### [STATED EXERCISE]
Copy the data below exactly.

### [DATA SHOWN]
%%
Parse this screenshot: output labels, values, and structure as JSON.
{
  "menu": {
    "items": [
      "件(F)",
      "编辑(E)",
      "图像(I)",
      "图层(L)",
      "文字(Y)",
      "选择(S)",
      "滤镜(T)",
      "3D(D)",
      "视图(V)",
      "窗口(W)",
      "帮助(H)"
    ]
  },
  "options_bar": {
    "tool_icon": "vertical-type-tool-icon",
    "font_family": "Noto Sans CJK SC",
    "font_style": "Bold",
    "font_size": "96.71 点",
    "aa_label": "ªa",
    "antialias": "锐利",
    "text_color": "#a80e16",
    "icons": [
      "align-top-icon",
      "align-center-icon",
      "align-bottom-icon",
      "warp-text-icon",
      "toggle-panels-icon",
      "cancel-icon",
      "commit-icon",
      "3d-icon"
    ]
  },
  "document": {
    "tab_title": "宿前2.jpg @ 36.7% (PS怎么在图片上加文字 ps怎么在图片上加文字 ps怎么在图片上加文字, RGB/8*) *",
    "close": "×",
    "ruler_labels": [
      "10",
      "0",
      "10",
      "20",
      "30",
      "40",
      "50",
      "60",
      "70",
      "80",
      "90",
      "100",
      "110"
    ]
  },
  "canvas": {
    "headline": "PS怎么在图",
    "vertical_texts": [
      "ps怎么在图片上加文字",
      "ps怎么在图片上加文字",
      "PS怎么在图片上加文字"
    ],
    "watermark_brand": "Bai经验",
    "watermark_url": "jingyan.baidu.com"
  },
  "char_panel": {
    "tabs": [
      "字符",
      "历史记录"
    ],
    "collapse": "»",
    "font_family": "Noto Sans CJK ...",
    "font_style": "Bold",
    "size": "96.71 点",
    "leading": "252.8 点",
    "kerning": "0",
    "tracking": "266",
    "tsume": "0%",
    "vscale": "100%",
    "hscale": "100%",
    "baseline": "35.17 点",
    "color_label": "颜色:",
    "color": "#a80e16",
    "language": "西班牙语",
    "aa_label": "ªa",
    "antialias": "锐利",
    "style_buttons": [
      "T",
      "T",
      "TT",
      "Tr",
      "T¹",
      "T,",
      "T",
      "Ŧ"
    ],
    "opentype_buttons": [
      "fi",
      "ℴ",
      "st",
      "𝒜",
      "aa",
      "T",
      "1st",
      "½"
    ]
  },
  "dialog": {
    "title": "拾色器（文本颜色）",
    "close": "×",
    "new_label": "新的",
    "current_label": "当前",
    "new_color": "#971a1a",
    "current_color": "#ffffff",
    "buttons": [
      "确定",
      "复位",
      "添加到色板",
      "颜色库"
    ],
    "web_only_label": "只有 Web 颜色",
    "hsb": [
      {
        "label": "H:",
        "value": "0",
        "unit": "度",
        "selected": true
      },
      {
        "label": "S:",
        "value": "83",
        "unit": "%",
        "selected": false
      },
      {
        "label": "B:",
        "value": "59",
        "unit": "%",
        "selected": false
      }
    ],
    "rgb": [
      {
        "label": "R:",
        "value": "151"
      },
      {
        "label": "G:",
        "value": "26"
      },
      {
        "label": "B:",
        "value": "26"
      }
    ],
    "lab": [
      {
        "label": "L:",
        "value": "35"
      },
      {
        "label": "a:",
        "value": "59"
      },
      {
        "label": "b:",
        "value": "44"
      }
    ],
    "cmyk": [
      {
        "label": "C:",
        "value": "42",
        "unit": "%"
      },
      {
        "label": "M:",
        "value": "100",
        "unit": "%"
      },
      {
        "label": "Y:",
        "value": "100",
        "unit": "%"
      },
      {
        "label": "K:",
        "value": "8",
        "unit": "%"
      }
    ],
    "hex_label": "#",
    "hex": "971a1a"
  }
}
%%
### [FINAL ANSWER]
Parse this screenshot: output labels, values, and structure as JSON.
{
  "menu": {
    "items": [
      "件(F)",
      "编辑(E)",
      "图像(I)",
      "图层(L)",
      "文字(Y)",
      "选择(S)",
      "滤镜(T)",
      "3D(D)",
      "视图(V)",
      "窗口(W)",
      "帮助(H)"
    ]
  },
  "options_bar": {
    "tool_icon": "vertical-type-tool-icon",
    "font_family": "Noto Sans CJK SC",
    "font_style": "Bold",
    "font_size": "96.71 点",
    "aa_label": "ªa",
    "antialias": "锐利",
    "text_color": "#a80e16",
    "icons": [
      "align-top-icon",
      "align-center-icon",
      "align-bottom-icon",
      "warp-text-icon",
      "toggle-panels-icon",
      "cancel-icon",
      "commit-icon",
      "3d-icon"
    ]
  },
  "document": {
    "tab_title": "宿前2.jpg @ 36.7% (PS怎么在图片上加文字 ps怎么在图片上加文字 ps怎么在图片上加文字, RGB/8*) *",
    "close": "×",
    "ruler_labels": [
      "10",
      "0",
      "10",
      "20",
      "30",
      "40",
      "50",
      "60",
      "70",
      "80",
      "90",
      "100",
      "110"
    ]
  },
  "canvas": {
    "headline": "PS怎么在图",
    "vertical_texts": [
      "ps怎么在图片上加文字",
      "ps怎么在图片上加文字",
      "PS怎么在图片上加文字"
    ],
    "watermark_brand": "Bai经验",
    "watermark_url": "jingyan.baidu.com"
  },
  "char_panel": {
    "tabs": [
      "字符",
      "历史记录"
    ],
    "collapse": "»",
    "font_family": "Noto Sans CJK ...",
    "font_style": "Bold",
    "size": "96.71 点",
    "leading": "252.8 点",
    "kerning": "0",
    "tracking": "266",
    "tsume": "0%",
    "vscale": "100%",
    "hscale": "100%",
    "baseline": "35.17 点",
    "color_label": "颜色:",
    "color": "#a80e16",
    "language": "西班牙语",
    "aa_label": "ªa",
    "antialias": "锐利",
    "style_buttons": [
      "T",
      "T",
      "TT",
      "Tr",
      "T¹",
      "T,",
      "T",
      "Ŧ"
    ],
    "opentype_buttons": [
      "fi",
      "ℴ",
      "st",
      "𝒜",
      "aa",
      "T",
      "1st",
      "½"
    ]
  },
  "dialog": {
    "title": "拾色器（文本颜色）",
    "close": "×",
    "new_label": "新的",
    "current_label": "当前",
    "new_color": "#971a1a",
    "current_color": "#ffffff",
    "buttons": [
      "确定",
      "复位",
      "添加到色板",
      "颜色库"
    ],
    "web_only_label": "只有 Web 颜色",
    "hsb": [
      {
        "label": "H:",
        "value": "0",
        "unit": "度",
        "selected": true
      },
      {
        "label": "S:",
        "value": "83",
        "unit": "%",
        "selected": false
      },
      {
        "label": "B:",
        "value": "59",
        "unit": "%",
        "selected": false
      }
    ],
    "rgb": [
      {
        "label": "R:",
        "value": "151"
      },
      {
        "label": "G:",
        "value": "26"
      },
      {
        "label": "B:",
        "value": "26"
      }
    ],
    "lab": [
      {
        "label": "L:",
        "value": "35"
      },
      {
        "label": "a:",
        "value": "59"
      },
      {
        "label": "b:",
        "value": "44"
      }
    ],
    "cmyk": [
      {
        "label": "C:",
        "value": "42",
        "unit": "%"
      },
      {
        "label": "M:",
        "value": "100",
        "unit": "%"
      },
      {
        "label": "Y:",
        "value": "100",
        "unit": "%"
      },
      {
        "label": "K:",
        "value": "8",
        "unit": "%"
      }
    ],
    "hex_label": "#",
    "hex": "971a1a"
  }
}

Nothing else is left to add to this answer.